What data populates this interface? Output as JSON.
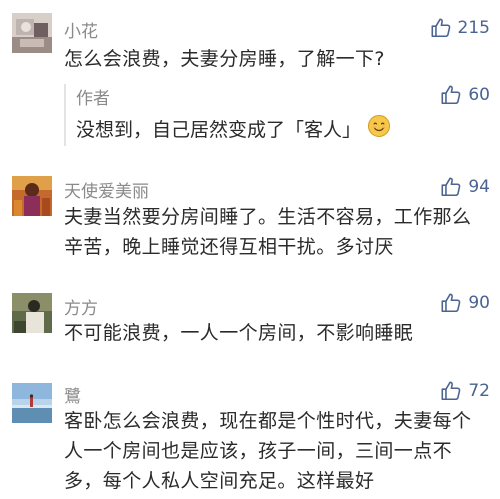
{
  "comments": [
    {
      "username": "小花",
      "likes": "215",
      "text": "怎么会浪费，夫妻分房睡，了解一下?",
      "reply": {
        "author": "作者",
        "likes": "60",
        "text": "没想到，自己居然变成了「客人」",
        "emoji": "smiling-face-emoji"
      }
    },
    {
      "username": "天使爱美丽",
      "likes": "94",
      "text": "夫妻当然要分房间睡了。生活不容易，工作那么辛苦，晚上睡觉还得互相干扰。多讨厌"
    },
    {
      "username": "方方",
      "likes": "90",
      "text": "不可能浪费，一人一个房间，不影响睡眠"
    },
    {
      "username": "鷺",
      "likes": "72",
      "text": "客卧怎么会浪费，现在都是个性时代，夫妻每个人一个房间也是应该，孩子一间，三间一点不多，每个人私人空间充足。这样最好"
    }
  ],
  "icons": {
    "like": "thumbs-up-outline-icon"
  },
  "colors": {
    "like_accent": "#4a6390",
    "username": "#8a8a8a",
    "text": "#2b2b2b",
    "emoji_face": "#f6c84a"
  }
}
==============================
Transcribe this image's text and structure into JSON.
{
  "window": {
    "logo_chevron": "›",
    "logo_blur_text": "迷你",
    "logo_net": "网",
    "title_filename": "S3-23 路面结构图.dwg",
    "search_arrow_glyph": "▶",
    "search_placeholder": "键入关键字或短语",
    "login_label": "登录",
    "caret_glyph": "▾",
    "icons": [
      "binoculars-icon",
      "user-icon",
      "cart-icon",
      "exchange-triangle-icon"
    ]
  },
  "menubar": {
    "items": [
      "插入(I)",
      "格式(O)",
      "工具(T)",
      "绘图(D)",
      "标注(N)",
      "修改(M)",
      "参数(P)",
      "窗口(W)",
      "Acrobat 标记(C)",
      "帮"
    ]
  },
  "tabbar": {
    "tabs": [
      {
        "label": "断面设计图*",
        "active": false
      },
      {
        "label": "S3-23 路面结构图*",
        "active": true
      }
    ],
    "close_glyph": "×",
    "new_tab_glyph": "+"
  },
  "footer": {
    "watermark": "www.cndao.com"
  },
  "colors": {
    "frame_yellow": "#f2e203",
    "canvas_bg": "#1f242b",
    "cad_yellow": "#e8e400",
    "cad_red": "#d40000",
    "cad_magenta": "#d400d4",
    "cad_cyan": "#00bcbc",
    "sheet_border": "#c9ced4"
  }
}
==============================
Search the entries for the word "likes" and gather every line where it appears.

SOLVED EXERCISE.
      "likes": "215",
        "likes": "60",
      "likes": "94",
      "likes": "90",
      "likes": "72",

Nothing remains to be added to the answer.